■ EXERCISE AIM ■
Each line should be copied exactly.

■ Records about charts and figures ■
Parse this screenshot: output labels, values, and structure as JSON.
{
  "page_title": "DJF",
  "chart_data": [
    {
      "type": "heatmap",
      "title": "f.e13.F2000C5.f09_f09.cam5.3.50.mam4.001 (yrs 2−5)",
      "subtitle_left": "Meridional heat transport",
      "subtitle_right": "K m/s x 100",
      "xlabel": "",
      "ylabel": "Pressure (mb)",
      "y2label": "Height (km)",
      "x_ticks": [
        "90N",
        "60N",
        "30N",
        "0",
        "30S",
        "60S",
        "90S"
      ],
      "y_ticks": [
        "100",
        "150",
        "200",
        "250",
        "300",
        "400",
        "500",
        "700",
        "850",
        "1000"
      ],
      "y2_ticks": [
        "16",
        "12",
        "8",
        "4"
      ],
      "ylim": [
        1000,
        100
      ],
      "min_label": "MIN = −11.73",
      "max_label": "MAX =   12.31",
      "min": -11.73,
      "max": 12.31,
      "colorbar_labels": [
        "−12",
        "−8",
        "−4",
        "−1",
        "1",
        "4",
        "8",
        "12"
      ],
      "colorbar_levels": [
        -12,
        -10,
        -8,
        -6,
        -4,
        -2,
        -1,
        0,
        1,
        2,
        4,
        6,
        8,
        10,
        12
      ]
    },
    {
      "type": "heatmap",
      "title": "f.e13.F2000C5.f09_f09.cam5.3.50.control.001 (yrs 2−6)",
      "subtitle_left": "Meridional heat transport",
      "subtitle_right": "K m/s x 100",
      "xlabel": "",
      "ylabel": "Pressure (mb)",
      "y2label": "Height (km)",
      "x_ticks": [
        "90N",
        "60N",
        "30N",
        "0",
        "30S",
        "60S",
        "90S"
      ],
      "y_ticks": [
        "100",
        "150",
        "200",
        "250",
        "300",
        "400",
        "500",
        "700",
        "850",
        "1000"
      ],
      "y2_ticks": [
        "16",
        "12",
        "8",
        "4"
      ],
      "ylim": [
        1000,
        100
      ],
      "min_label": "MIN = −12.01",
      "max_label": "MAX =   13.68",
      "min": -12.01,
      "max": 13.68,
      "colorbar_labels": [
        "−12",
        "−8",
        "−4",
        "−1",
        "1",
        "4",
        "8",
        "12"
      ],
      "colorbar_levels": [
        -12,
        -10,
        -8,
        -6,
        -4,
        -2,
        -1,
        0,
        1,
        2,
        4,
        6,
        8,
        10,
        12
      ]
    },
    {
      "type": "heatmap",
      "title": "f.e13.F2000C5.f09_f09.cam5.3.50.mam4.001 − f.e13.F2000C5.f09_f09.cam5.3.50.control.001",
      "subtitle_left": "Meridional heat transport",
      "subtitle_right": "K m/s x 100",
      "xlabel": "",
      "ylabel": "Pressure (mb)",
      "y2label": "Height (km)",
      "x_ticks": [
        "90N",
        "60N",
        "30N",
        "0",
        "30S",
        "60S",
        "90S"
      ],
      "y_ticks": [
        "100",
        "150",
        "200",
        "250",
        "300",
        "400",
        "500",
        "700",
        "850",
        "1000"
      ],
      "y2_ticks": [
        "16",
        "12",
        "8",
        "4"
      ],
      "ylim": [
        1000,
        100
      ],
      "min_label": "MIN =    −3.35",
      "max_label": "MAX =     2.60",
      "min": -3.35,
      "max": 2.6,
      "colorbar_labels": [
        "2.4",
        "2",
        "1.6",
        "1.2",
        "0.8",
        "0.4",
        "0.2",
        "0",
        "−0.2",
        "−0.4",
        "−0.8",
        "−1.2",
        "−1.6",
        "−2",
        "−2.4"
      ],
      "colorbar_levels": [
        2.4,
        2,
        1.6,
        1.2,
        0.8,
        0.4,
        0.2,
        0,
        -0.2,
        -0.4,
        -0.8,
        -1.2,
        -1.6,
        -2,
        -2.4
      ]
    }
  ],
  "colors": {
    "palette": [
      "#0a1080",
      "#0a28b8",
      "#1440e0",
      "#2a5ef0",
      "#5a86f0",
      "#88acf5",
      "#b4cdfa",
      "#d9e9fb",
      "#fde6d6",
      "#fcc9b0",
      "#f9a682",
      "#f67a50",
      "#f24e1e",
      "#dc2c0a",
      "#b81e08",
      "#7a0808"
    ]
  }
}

■ EXERCISE OUTPUT ■
Parse this screenshot: output labels, values, and structure as JSON.
{
  "page_title": "DJF",
  "chart_data": [
    {
      "type": "heatmap",
      "title": "f.e13.F2000C5.f09_f09.cam5.3.50.mam4.001 (yrs 2−5)",
      "subtitle_left": "Meridional heat transport",
      "subtitle_right": "K m/s x 100",
      "xlabel": "",
      "ylabel": "Pressure (mb)",
      "y2label": "Height (km)",
      "x_ticks": [
        "90N",
        "60N",
        "30N",
        "0",
        "30S",
        "60S",
        "90S"
      ],
      "y_ticks": [
        "100",
        "150",
        "200",
        "250",
        "300",
        "400",
        "500",
        "700",
        "850",
        "1000"
      ],
      "y2_ticks": [
        "16",
        "12",
        "8",
        "4"
      ],
      "ylim": [
        1000,
        100
      ],
      "min_label": "MIN = −11.73",
      "max_label": "MAX =   12.31",
      "min": -11.73,
      "max": 12.31,
      "colorbar_labels": [
        "−12",
        "−8",
        "−4",
        "−1",
        "1",
        "4",
        "8",
        "12"
      ],
      "colorbar_levels": [
        -12,
        -10,
        -8,
        -6,
        -4,
        -2,
        -1,
        0,
        1,
        2,
        4,
        6,
        8,
        10,
        12
      ]
    },
    {
      "type": "heatmap",
      "title": "f.e13.F2000C5.f09_f09.cam5.3.50.control.001 (yrs 2−6)",
      "subtitle_left": "Meridional heat transport",
      "subtitle_right": "K m/s x 100",
      "xlabel": "",
      "ylabel": "Pressure (mb)",
      "y2label": "Height (km)",
      "x_ticks": [
        "90N",
        "60N",
        "30N",
        "0",
        "30S",
        "60S",
        "90S"
      ],
      "y_ticks": [
        "100",
        "150",
        "200",
        "250",
        "300",
        "400",
        "500",
        "700",
        "850",
        "1000"
      ],
      "y2_ticks": [
        "16",
        "12",
        "8",
        "4"
      ],
      "ylim": [
        1000,
        100
      ],
      "min_label": "MIN = −12.01",
      "max_label": "MAX =   13.68",
      "min": -12.01,
      "max": 13.68,
      "colorbar_labels": [
        "−12",
        "−8",
        "−4",
        "−1",
        "1",
        "4",
        "8",
        "12"
      ],
      "colorbar_levels": [
        -12,
        -10,
        -8,
        -6,
        -4,
        -2,
        -1,
        0,
        1,
        2,
        4,
        6,
        8,
        10,
        12
      ]
    },
    {
      "type": "heatmap",
      "title": "f.e13.F2000C5.f09_f09.cam5.3.50.mam4.001 − f.e13.F2000C5.f09_f09.cam5.3.50.control.001",
      "subtitle_left": "Meridional heat transport",
      "subtitle_right": "K m/s x 100",
      "xlabel": "",
      "ylabel": "Pressure (mb)",
      "y2label": "Height (km)",
      "x_ticks": [
        "90N",
        "60N",
        "30N",
        "0",
        "30S",
        "60S",
        "90S"
      ],
      "y_ticks": [
        "100",
        "150",
        "200",
        "250",
        "300",
        "400",
        "500",
        "700",
        "850",
        "1000"
      ],
      "y2_ticks": [
        "16",
        "12",
        "8",
        "4"
      ],
      "ylim": [
        1000,
        100
      ],
      "min_label": "MIN =    −3.35",
      "max_label": "MAX =     2.60",
      "min": -3.35,
      "max": 2.6,
      "colorbar_labels": [
        "2.4",
        "2",
        "1.6",
        "1.2",
        "0.8",
        "0.4",
        "0.2",
        "0",
        "−0.2",
        "−0.4",
        "−0.8",
        "−1.2",
        "−1.6",
        "−2",
        "−2.4"
      ],
      "colorbar_levels": [
        2.4,
        2,
        1.6,
        1.2,
        0.8,
        0.4,
        0.2,
        0,
        -0.2,
        -0.4,
        -0.8,
        -1.2,
        -1.6,
        -2,
        -2.4
      ]
    }
  ],
  "colors": {
    "palette": [
      "#0a1080",
      "#0a28b8",
      "#1440e0",
      "#2a5ef0",
      "#5a86f0",
      "#88acf5",
      "#b4cdfa",
      "#d9e9fb",
      "#fde6d6",
      "#fcc9b0",
      "#f9a682",
      "#f67a50",
      "#f24e1e",
      "#dc2c0a",
      "#b81e08",
      "#7a0808"
    ]
  }
}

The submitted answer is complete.